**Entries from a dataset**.
# # # #

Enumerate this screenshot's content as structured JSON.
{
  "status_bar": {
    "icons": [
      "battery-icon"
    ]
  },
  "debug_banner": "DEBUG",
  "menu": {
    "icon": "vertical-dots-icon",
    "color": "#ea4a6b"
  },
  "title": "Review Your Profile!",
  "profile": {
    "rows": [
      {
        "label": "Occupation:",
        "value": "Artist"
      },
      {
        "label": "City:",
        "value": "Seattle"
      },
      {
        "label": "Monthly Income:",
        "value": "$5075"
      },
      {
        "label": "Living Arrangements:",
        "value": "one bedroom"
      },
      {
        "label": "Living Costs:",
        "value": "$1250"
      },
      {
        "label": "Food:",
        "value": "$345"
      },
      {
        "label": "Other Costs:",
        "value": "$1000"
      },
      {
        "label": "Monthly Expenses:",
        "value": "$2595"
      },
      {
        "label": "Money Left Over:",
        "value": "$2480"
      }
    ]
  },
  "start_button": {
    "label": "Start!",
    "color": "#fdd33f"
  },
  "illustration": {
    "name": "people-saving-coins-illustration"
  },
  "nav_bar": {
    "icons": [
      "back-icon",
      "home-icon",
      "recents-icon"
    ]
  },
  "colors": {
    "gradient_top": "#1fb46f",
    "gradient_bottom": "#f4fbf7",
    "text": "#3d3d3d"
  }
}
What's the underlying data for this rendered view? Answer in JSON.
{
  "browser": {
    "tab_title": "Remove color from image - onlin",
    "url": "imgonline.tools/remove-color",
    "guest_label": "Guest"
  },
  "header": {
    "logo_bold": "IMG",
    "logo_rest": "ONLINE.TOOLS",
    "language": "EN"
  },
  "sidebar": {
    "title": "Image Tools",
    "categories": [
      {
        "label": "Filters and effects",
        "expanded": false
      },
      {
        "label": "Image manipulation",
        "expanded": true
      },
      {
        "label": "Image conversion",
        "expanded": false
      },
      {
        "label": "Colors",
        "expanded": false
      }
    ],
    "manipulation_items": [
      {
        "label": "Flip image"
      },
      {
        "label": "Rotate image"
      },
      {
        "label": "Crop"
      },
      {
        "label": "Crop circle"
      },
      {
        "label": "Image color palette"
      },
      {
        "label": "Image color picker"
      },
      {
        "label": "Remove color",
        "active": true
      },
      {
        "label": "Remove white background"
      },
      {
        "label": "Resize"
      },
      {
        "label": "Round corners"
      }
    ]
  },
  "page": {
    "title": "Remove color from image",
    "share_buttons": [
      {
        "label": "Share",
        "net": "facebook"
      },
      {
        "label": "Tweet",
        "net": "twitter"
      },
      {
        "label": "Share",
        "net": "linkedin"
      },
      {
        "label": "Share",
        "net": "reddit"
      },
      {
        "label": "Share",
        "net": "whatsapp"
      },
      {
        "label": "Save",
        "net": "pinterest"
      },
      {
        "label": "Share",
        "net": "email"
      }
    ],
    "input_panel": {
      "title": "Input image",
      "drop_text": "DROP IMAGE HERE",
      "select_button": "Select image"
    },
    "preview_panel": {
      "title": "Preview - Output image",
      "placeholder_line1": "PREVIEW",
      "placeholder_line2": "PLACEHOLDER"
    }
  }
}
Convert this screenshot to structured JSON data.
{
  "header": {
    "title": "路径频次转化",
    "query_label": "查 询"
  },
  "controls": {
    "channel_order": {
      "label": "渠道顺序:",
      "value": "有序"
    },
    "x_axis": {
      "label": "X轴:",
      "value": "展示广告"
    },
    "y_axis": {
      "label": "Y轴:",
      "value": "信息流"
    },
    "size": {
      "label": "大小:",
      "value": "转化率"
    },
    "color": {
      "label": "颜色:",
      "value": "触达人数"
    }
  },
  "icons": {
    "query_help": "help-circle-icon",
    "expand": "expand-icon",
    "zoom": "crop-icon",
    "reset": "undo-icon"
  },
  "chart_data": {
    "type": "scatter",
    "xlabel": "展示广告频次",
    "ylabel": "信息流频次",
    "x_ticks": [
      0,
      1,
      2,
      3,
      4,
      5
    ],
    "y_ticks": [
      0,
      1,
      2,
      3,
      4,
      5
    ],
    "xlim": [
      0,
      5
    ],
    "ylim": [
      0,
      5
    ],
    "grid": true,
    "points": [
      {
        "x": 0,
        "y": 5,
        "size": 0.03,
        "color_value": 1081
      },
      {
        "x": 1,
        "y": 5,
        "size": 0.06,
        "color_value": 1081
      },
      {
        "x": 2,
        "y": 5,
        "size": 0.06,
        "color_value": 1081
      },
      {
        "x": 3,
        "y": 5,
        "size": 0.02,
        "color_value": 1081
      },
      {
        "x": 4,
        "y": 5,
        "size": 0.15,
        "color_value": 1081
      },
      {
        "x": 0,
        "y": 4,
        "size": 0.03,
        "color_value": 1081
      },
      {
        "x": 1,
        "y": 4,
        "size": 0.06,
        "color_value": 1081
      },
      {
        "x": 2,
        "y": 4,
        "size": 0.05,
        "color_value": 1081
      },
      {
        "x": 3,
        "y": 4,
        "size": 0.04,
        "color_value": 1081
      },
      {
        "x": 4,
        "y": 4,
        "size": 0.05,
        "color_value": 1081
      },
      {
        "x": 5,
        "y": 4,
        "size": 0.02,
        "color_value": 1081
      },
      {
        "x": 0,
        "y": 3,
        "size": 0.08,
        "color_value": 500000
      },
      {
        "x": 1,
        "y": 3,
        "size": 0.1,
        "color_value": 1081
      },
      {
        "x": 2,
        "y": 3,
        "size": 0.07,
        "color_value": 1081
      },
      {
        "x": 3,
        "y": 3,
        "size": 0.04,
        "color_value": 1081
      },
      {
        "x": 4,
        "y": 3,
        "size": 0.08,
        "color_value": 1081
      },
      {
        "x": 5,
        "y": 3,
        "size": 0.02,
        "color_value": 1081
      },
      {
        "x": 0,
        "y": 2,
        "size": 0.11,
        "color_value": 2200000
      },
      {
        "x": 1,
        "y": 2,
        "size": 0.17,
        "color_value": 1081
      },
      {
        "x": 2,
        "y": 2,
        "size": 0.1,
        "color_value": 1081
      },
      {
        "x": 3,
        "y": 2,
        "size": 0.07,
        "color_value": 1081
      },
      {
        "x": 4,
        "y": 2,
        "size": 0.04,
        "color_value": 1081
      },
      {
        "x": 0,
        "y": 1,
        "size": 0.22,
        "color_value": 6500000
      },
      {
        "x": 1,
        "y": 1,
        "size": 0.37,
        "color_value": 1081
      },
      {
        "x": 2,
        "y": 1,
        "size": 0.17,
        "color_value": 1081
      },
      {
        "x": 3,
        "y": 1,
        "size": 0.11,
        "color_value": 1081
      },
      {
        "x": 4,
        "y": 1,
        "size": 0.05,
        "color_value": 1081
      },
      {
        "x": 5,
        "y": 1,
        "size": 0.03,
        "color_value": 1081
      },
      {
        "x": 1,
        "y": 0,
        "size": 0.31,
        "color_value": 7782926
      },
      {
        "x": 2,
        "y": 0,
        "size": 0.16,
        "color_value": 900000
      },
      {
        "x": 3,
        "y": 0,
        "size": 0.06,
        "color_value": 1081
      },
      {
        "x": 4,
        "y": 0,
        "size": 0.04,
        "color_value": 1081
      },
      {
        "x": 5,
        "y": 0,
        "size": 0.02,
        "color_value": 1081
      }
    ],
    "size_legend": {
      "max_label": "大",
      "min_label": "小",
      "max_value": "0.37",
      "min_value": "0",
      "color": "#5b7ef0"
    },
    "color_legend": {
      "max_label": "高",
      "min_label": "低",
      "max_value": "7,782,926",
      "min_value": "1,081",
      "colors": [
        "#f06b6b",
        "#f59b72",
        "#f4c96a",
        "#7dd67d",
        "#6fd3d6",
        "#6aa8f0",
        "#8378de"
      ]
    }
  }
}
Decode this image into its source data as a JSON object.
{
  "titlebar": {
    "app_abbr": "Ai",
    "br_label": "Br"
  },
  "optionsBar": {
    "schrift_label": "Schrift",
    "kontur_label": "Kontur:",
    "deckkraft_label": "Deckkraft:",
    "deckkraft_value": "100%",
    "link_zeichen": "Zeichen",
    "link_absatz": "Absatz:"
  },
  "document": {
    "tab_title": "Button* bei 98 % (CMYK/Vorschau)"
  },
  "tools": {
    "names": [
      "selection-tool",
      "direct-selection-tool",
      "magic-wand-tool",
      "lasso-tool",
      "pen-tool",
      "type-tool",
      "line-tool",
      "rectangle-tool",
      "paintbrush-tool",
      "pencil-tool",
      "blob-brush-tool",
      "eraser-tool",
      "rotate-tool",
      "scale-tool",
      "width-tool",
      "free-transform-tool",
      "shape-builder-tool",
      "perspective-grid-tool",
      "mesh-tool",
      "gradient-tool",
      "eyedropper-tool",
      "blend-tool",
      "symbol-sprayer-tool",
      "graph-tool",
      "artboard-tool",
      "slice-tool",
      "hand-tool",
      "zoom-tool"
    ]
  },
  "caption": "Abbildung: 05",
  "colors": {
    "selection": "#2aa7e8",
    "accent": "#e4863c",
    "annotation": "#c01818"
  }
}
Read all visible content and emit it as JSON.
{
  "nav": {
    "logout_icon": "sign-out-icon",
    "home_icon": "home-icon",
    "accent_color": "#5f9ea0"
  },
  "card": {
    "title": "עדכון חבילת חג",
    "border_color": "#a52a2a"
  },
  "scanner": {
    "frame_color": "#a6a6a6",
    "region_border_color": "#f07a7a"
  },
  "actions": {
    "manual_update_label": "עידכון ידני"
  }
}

# # # #

**EXERCISE TASK**. Find each line holding the word "structured" and copy it.

**ANSWER BELOW**.
Enumerate this screenshot's content as structured JSON.
Convert this screenshot to structured JSON data.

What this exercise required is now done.